» **CONSIGNE 1**
D'après le texte fourni ci-dessous, pourquoi le visiteur de l'exposition « Something is burning » se trouve-t-il d'emblée plongé dans le tumulte de la guerre ? Répondez en une à trois phrases.

» **TEXTE FOURNI**
Un imposant diorama[1] occupe le centre de la galerie Georges-Philippe & Nathalie Vallois à Paris, point de départ de « Something is burning », la cinquième exposition personnelle de Winshluss à la galerie en quinze ans. Il est dominé par une figure à la fois familière et étrange, apparaissant anormalement démesurée par rapport à son environnement rural et vallonné qui, vu de près, n’a rien de bucolique. Derrière l’ectoplasme rose fluo aux longs cils mais aussi à triple œil et aux multiples tentacules se devine un Barbapapa[2] en pleine mutation nucléaire – il se tient devant les énormes cheminées encore fumantes de la centrale qu’il dépasse en taille désormais –, un monstre Hulahup, sorte de Godzilla-pieuvre adipeux, à la fois effrayant et ridicule. Faisant face à une armée de plastique dotée de tanks et d’avions hypersoniques, Barbapapatomic se sert de ses tentacules pour détruire un baraquement, s’emparer d’un hélicoptère, d’une jeep… D’emblée, le visiteur est plongé dans le tumulte de la guerre, confronté à la violence du monde, une violence qui traverse toute l’exposition. L’installation, réalisée spécialement pour l’exposition « Winshluss, Un monde merveilleux »présentée en 2013 à la galerie des jouets du musée des Arts Décoratifs à Paris, n’avait plus été présentée depuis. Alors qu’elle réapparait dix ans plus tard, on ne peut pas dire que le monde aille mieux, bien au contraire.

» **CONSIGNE 2**
Réécrivez, dans le listing, tout ce qui va de la ligne contenant « resize-grip-icon[interactable]: [1251, 745, 1262, 756] » jusqu'à la ligne contenant « buttons-thumb: [27, 157, 71, 201] », ces deux lignes comprises, en remplaçant « search-input » par « filter-input » sans rien modifier d'autre.

» **DONNÉES FOURNIES**
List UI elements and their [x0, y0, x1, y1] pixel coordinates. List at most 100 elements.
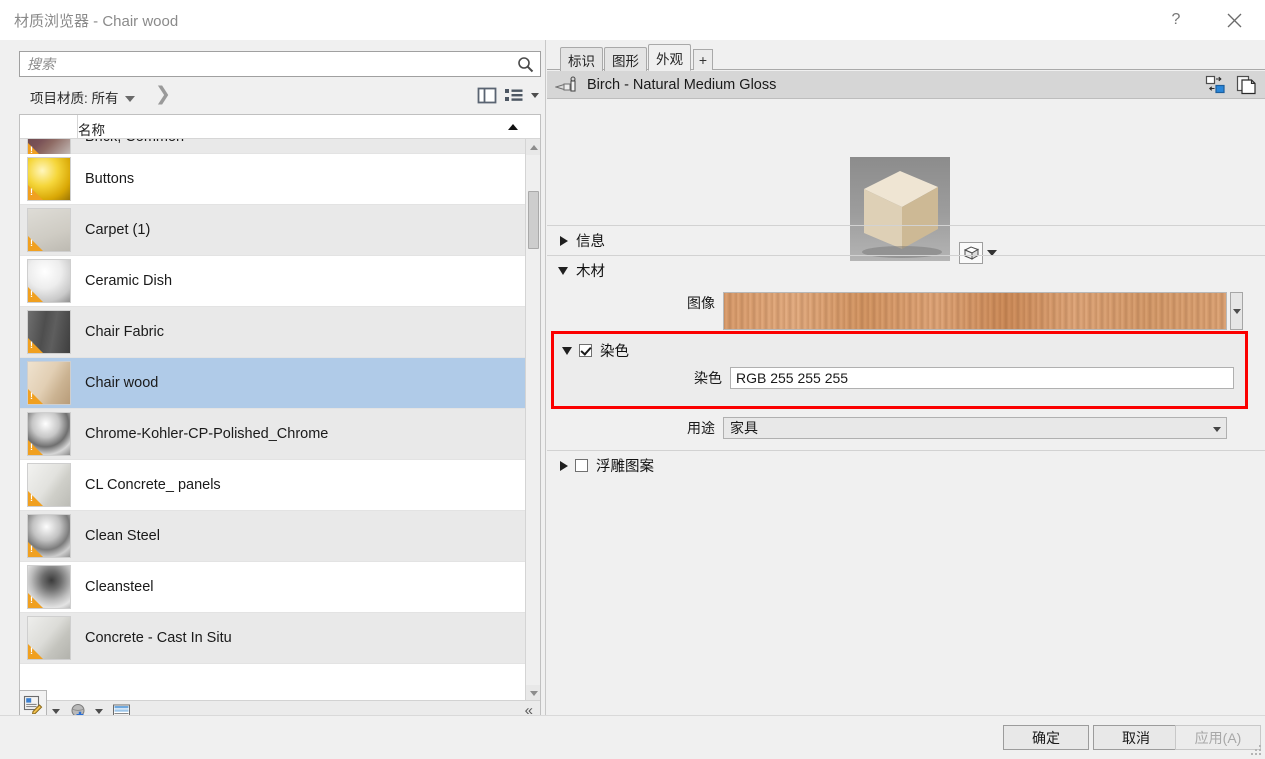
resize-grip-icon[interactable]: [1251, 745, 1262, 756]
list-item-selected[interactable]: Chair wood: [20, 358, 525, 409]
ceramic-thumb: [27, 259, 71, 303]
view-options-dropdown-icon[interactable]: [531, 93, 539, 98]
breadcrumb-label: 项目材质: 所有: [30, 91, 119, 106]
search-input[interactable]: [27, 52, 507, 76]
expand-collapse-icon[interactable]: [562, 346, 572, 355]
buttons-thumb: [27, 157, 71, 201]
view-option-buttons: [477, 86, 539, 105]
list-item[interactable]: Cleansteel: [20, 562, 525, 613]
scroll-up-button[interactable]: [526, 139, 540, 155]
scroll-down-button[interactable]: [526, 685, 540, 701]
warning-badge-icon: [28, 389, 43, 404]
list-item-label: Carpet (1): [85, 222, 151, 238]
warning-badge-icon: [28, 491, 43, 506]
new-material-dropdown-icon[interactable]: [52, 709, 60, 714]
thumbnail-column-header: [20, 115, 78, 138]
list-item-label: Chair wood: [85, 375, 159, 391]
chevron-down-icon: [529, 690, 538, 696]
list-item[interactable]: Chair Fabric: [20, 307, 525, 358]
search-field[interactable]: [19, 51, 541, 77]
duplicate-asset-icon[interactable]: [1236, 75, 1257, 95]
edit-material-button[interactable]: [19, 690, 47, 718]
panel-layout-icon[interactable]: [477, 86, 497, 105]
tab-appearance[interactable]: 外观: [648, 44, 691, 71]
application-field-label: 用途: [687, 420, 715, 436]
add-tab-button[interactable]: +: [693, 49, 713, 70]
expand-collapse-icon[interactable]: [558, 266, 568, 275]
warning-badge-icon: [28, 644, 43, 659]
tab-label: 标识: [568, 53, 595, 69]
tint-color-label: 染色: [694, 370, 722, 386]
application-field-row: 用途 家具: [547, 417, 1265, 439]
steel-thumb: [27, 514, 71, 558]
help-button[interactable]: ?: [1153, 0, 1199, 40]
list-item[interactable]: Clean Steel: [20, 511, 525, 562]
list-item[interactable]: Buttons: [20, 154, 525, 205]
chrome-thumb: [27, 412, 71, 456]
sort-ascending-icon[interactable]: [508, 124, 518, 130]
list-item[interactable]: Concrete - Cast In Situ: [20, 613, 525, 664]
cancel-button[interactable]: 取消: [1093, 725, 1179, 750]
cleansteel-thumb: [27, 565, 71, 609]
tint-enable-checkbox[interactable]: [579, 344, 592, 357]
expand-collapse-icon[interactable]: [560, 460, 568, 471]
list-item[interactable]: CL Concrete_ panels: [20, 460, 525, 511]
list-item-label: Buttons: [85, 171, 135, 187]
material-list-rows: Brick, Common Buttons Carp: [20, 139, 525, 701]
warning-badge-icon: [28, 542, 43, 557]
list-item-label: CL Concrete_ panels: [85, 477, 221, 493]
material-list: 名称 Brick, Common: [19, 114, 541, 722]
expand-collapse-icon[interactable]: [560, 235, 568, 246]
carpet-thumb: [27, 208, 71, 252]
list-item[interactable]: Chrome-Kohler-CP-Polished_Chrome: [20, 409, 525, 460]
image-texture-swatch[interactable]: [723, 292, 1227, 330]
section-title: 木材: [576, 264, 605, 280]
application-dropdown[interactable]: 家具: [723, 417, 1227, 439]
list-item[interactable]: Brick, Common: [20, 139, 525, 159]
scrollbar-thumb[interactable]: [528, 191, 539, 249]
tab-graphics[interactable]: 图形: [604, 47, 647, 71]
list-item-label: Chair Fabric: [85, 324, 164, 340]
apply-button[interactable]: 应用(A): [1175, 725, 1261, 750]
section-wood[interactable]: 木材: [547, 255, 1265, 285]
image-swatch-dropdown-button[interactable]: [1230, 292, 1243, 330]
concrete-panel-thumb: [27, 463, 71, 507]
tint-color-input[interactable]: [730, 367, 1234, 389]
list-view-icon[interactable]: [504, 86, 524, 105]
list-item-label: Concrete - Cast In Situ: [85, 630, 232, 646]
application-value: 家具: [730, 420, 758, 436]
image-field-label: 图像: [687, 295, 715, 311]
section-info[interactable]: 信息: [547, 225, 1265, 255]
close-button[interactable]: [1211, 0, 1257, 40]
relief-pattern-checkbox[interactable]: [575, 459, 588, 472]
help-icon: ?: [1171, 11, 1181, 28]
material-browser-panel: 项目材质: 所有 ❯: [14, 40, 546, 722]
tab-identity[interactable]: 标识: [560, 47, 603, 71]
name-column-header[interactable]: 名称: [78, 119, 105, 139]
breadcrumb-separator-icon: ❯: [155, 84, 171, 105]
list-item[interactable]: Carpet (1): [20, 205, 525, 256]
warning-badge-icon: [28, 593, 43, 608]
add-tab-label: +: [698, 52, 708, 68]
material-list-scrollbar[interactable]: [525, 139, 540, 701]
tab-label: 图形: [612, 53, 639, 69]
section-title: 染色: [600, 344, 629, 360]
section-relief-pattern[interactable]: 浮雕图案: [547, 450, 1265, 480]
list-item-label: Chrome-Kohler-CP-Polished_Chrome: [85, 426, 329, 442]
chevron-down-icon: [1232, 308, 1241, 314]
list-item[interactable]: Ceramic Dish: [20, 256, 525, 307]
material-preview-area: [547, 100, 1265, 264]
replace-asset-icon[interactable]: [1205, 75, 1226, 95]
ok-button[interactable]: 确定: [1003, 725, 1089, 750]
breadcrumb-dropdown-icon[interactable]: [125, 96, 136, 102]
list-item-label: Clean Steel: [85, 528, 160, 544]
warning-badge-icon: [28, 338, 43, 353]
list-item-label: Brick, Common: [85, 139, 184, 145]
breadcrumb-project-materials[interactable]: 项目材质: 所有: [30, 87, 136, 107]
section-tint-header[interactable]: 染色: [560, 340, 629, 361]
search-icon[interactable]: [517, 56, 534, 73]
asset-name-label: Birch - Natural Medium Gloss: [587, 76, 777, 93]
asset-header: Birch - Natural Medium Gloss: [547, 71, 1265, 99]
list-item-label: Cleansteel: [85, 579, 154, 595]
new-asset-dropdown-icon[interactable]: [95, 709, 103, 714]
* * *
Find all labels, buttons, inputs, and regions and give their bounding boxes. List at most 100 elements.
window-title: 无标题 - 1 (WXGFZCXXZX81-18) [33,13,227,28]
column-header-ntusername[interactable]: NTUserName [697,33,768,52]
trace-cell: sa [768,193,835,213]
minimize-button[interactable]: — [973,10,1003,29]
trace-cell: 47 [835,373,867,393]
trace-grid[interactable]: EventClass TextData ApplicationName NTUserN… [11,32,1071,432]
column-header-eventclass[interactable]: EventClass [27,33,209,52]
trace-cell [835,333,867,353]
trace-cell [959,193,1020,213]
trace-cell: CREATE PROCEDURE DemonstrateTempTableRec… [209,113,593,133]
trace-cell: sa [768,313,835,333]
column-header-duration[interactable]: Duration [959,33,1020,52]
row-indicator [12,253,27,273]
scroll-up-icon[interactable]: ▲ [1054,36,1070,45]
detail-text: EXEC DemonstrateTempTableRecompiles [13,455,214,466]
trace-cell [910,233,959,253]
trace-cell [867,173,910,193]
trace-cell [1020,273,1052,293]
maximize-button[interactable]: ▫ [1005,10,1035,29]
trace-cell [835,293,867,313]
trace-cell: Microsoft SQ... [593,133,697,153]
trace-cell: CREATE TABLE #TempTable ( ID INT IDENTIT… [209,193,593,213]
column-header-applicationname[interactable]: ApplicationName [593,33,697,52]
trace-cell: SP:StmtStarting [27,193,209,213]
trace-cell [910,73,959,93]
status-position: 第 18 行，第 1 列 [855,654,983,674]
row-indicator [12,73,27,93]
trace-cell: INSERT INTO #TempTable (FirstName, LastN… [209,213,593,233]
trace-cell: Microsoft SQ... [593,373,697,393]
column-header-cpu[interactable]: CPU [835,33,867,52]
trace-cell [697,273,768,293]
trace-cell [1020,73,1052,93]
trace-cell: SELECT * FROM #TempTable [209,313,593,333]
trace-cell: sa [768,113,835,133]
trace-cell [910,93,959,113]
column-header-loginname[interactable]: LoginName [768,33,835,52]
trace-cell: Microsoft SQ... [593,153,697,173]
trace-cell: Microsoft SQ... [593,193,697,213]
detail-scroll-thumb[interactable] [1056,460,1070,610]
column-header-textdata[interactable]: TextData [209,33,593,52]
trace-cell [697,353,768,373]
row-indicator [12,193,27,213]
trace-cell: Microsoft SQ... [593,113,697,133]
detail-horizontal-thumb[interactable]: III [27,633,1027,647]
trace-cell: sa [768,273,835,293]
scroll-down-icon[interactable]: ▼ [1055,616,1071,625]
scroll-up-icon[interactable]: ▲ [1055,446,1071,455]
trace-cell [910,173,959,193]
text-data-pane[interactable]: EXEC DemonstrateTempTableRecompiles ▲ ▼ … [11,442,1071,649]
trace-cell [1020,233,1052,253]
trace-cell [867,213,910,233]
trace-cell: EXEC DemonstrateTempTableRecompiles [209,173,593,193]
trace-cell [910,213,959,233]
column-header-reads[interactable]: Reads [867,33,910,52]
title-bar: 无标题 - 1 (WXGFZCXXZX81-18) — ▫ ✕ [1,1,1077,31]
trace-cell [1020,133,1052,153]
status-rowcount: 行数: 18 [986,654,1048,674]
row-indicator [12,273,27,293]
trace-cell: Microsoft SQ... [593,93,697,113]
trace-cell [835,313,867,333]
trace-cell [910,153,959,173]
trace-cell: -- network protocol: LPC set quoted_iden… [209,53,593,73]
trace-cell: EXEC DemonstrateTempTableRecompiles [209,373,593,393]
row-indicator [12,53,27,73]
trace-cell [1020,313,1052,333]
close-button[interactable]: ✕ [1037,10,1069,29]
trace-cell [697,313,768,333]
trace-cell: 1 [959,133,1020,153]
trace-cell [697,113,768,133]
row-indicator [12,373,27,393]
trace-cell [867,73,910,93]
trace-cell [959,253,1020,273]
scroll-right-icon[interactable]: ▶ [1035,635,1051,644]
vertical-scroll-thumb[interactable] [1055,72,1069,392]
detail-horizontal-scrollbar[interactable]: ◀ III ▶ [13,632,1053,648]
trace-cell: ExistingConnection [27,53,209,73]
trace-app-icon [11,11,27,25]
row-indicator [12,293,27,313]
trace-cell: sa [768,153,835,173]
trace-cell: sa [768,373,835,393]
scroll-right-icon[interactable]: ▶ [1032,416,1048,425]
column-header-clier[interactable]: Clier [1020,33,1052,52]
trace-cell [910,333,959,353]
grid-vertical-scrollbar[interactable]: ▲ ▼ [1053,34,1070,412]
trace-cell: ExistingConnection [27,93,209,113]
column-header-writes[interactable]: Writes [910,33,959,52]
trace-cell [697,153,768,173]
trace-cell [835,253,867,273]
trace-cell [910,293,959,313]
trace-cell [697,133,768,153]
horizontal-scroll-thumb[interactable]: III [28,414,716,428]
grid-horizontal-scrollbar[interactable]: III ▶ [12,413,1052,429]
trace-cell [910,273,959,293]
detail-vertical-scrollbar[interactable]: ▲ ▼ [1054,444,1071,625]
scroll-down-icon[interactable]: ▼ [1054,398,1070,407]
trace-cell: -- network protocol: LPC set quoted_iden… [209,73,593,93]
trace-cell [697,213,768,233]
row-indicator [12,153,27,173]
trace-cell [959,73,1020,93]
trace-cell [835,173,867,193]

» **RÉSULTAT OBTENU 1**
Le diorama placé au centre de la galerie, point de départ de l'exposition, met en scène Barbapapatomic face à une armée de plastique dotée de tanks et d'avions hypersoniques. Le monstre se sert de ses tentacules pour détruire un baraquement et s'emparer d'un hélicoptère et d'une jeep, ce qui confronte aussitôt le visiteur à la violence du monde.

» **RÉSULTAT OBTENU 2**
resize-grip-icon[interactable]: [1251, 745, 1262, 756]
list-item-selected[interactable]: Chair wood: [20, 358, 525, 409]
ceramic-thumb: [27, 259, 71, 303]
view-options-dropdown-icon[interactable]: [531, 93, 539, 98]
breadcrumb-label: 项目材质: 所有: [30, 91, 119, 106]
filter-input[interactable]: [27, 52, 507, 76]
expand-collapse-icon[interactable]: [562, 346, 572, 355]
buttons-thumb: [27, 157, 71, 201]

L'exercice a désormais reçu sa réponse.